Challenge
Give the records back in full, exactly as they read.

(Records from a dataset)
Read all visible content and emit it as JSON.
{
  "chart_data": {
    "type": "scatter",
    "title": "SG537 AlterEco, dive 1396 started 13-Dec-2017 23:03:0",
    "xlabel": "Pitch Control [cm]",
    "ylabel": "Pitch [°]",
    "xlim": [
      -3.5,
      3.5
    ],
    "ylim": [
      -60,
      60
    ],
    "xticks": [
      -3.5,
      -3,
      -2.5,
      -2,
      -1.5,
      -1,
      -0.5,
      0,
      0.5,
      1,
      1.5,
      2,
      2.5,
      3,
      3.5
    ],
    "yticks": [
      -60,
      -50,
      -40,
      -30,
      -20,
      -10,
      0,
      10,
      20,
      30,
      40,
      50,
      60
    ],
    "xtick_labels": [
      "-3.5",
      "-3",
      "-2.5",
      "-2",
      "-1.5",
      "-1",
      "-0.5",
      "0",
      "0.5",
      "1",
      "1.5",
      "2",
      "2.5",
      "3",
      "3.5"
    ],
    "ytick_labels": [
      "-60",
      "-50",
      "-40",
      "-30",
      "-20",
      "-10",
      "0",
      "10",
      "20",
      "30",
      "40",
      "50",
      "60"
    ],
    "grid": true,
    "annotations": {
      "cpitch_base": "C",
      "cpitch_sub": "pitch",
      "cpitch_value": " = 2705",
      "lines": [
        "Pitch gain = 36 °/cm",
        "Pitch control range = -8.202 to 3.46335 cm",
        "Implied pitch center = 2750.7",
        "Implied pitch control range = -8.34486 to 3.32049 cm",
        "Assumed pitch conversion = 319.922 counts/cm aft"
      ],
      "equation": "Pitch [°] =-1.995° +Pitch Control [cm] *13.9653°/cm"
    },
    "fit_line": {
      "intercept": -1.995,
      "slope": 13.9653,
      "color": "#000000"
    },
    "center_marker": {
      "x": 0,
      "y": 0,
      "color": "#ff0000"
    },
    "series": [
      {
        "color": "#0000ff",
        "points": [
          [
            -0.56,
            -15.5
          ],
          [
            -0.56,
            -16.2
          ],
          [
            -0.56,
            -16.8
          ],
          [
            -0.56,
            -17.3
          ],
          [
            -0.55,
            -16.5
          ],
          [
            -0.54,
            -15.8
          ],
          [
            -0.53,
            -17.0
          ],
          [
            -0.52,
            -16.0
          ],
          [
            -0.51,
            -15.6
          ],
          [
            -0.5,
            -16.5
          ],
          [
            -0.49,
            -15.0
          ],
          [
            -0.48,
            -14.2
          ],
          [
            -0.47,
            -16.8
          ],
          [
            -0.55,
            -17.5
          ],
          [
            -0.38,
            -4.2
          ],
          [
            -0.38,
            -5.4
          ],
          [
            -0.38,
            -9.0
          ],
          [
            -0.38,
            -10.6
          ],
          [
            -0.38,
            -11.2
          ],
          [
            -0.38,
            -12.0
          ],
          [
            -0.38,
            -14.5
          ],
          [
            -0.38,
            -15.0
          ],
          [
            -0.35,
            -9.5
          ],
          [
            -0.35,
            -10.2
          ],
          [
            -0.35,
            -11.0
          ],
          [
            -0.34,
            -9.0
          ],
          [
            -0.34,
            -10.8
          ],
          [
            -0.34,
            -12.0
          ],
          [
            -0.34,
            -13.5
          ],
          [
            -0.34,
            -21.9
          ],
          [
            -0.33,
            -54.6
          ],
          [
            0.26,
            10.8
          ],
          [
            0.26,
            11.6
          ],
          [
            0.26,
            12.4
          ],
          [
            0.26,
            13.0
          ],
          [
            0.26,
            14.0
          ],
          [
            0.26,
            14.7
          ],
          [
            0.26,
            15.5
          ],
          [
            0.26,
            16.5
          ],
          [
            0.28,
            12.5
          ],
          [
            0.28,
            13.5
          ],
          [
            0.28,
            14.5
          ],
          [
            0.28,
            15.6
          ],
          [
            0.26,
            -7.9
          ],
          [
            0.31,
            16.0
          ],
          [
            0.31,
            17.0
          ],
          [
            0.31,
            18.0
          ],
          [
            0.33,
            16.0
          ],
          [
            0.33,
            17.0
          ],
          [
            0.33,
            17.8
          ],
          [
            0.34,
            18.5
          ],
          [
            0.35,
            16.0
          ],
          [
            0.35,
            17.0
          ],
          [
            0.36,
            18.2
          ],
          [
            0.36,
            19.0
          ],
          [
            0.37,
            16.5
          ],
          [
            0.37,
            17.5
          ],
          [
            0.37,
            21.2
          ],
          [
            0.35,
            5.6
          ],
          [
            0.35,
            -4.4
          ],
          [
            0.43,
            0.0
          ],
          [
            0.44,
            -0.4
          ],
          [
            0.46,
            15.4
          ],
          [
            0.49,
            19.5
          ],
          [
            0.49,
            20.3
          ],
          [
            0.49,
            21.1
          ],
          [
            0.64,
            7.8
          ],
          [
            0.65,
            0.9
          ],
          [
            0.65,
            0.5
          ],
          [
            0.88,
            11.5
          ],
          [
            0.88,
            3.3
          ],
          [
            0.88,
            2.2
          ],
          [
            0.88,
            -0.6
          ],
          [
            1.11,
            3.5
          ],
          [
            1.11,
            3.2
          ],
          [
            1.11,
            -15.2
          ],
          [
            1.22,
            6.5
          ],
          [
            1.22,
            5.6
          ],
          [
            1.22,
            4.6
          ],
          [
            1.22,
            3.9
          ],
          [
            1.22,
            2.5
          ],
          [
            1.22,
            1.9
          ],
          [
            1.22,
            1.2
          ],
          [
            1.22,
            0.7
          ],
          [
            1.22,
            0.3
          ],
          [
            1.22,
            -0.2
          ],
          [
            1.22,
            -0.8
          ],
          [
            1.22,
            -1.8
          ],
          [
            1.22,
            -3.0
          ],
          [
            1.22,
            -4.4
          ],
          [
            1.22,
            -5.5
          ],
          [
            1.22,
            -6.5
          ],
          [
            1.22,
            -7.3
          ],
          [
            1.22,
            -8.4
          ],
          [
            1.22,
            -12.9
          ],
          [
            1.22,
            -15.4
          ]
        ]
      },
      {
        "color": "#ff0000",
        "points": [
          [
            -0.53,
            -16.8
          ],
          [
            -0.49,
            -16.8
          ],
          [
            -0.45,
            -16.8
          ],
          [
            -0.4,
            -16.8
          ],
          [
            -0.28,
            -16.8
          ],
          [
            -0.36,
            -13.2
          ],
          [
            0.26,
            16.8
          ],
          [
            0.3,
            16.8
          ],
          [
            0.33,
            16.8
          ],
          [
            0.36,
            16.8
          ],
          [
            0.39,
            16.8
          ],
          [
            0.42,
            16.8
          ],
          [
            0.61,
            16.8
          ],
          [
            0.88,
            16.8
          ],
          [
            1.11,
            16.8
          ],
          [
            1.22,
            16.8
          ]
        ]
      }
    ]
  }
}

Full response
Read all visible content and emit it as JSON.
{
  "chart_data": {
    "type": "scatter",
    "title": "SG537 AlterEco, dive 1396 started 13-Dec-2017 23:03:0",
    "xlabel": "Pitch Control [cm]",
    "ylabel": "Pitch [°]",
    "xlim": [
      -3.5,
      3.5
    ],
    "ylim": [
      -60,
      60
    ],
    "xticks": [
      -3.5,
      -3,
      -2.5,
      -2,
      -1.5,
      -1,
      -0.5,
      0,
      0.5,
      1,
      1.5,
      2,
      2.5,
      3,
      3.5
    ],
    "yticks": [
      -60,
      -50,
      -40,
      -30,
      -20,
      -10,
      0,
      10,
      20,
      30,
      40,
      50,
      60
    ],
    "xtick_labels": [
      "-3.5",
      "-3",
      "-2.5",
      "-2",
      "-1.5",
      "-1",
      "-0.5",
      "0",
      "0.5",
      "1",
      "1.5",
      "2",
      "2.5",
      "3",
      "3.5"
    ],
    "ytick_labels": [
      "-60",
      "-50",
      "-40",
      "-30",
      "-20",
      "-10",
      "0",
      "10",
      "20",
      "30",
      "40",
      "50",
      "60"
    ],
    "grid": true,
    "annotations": {
      "cpitch_base": "C",
      "cpitch_sub": "pitch",
      "cpitch_value": " = 2705",
      "lines": [
        "Pitch gain = 36 °/cm",
        "Pitch control range = -8.202 to 3.46335 cm",
        "Implied pitch center = 2750.7",
        "Implied pitch control range = -8.34486 to 3.32049 cm",
        "Assumed pitch conversion = 319.922 counts/cm aft"
      ],
      "equation": "Pitch [°] =-1.995° +Pitch Control [cm] *13.9653°/cm"
    },
    "fit_line": {
      "intercept": -1.995,
      "slope": 13.9653,
      "color": "#000000"
    },
    "center_marker": {
      "x": 0,
      "y": 0,
      "color": "#ff0000"
    },
    "series": [
      {
        "color": "#0000ff",
        "points": [
          [
            -0.56,
            -15.5
          ],
          [
            -0.56,
            -16.2
          ],
          [
            -0.56,
            -16.8
          ],
          [
            -0.56,
            -17.3
          ],
          [
            -0.55,
            -16.5
          ],
          [
            -0.54,
            -15.8
          ],
          [
            -0.53,
            -17.0
          ],
          [
            -0.52,
            -16.0
          ],
          [
            -0.51,
            -15.6
          ],
          [
            -0.5,
            -16.5
          ],
          [
            -0.49,
            -15.0
          ],
          [
            -0.48,
            -14.2
          ],
          [
            -0.47,
            -16.8
          ],
          [
            -0.55,
            -17.5
          ],
          [
            -0.38,
            -4.2
          ],
          [
            -0.38,
            -5.4
          ],
          [
            -0.38,
            -9.0
          ],
          [
            -0.38,
            -10.6
          ],
          [
            -0.38,
            -11.2
          ],
          [
            -0.38,
            -12.0
          ],
          [
            -0.38,
            -14.5
          ],
          [
            -0.38,
            -15.0
          ],
          [
            -0.35,
            -9.5
          ],
          [
            -0.35,
            -10.2
          ],
          [
            -0.35,
            -11.0
          ],
          [
            -0.34,
            -9.0
          ],
          [
            -0.34,
            -10.8
          ],
          [
            -0.34,
            -12.0
          ],
          [
            -0.34,
            -13.5
          ],
          [
            -0.34,
            -21.9
          ],
          [
            -0.33,
            -54.6
          ],
          [
            0.26,
            10.8
          ],
          [
            0.26,
            11.6
          ],
          [
            0.26,
            12.4
          ],
          [
            0.26,
            13.0
          ],
          [
            0.26,
            14.0
          ],
          [
            0.26,
            14.7
          ],
          [
            0.26,
            15.5
          ],
          [
            0.26,
            16.5
          ],
          [
            0.28,
            12.5
          ],
          [
            0.28,
            13.5
          ],
          [
            0.28,
            14.5
          ],
          [
            0.28,
            15.6
          ],
          [
            0.26,
            -7.9
          ],
          [
            0.31,
            16.0
          ],
          [
            0.31,
            17.0
          ],
          [
            0.31,
            18.0
          ],
          [
            0.33,
            16.0
          ],
          [
            0.33,
            17.0
          ],
          [
            0.33,
            17.8
          ],
          [
            0.34,
            18.5
          ],
          [
            0.35,
            16.0
          ],
          [
            0.35,
            17.0
          ],
          [
            0.36,
            18.2
          ],
          [
            0.36,
            19.0
          ],
          [
            0.37,
            16.5
          ],
          [
            0.37,
            17.5
          ],
          [
            0.37,
            21.2
          ],
          [
            0.35,
            5.6
          ],
          [
            0.35,
            -4.4
          ],
          [
            0.43,
            0.0
          ],
          [
            0.44,
            -0.4
          ],
          [
            0.46,
            15.4
          ],
          [
            0.49,
            19.5
          ],
          [
            0.49,
            20.3
          ],
          [
            0.49,
            21.1
          ],
          [
            0.64,
            7.8
          ],
          [
            0.65,
            0.9
          ],
          [
            0.65,
            0.5
          ],
          [
            0.88,
            11.5
          ],
          [
            0.88,
            3.3
          ],
          [
            0.88,
            2.2
          ],
          [
            0.88,
            -0.6
          ],
          [
            1.11,
            3.5
          ],
          [
            1.11,
            3.2
          ],
          [
            1.11,
            -15.2
          ],
          [
            1.22,
            6.5
          ],
          [
            1.22,
            5.6
          ],
          [
            1.22,
            4.6
          ],
          [
            1.22,
            3.9
          ],
          [
            1.22,
            2.5
          ],
          [
            1.22,
            1.9
          ],
          [
            1.22,
            1.2
          ],
          [
            1.22,
            0.7
          ],
          [
            1.22,
            0.3
          ],
          [
            1.22,
            -0.2
          ],
          [
            1.22,
            -0.8
          ],
          [
            1.22,
            -1.8
          ],
          [
            1.22,
            -3.0
          ],
          [
            1.22,
            -4.4
          ],
          [
            1.22,
            -5.5
          ],
          [
            1.22,
            -6.5
          ],
          [
            1.22,
            -7.3
          ],
          [
            1.22,
            -8.4
          ],
          [
            1.22,
            -12.9
          ],
          [
            1.22,
            -15.4
          ]
        ]
      },
      {
        "color": "#ff0000",
        "points": [
          [
            -0.53,
            -16.8
          ],
          [
            -0.49,
            -16.8
          ],
          [
            -0.45,
            -16.8
          ],
          [
            -0.4,
            -16.8
          ],
          [
            -0.28,
            -16.8
          ],
          [
            -0.36,
            -13.2
          ],
          [
            0.26,
            16.8
          ],
          [
            0.3,
            16.8
          ],
          [
            0.33,
            16.8
          ],
          [
            0.36,
            16.8
          ],
          [
            0.39,
            16.8
          ],
          [
            0.42,
            16.8
          ],
          [
            0.61,
            16.8
          ],
          [
            0.88,
            16.8
          ],
          [
            1.11,
            16.8
          ],
          [
            1.22,
            16.8
          ]
        ]
      }
    ]
  }
}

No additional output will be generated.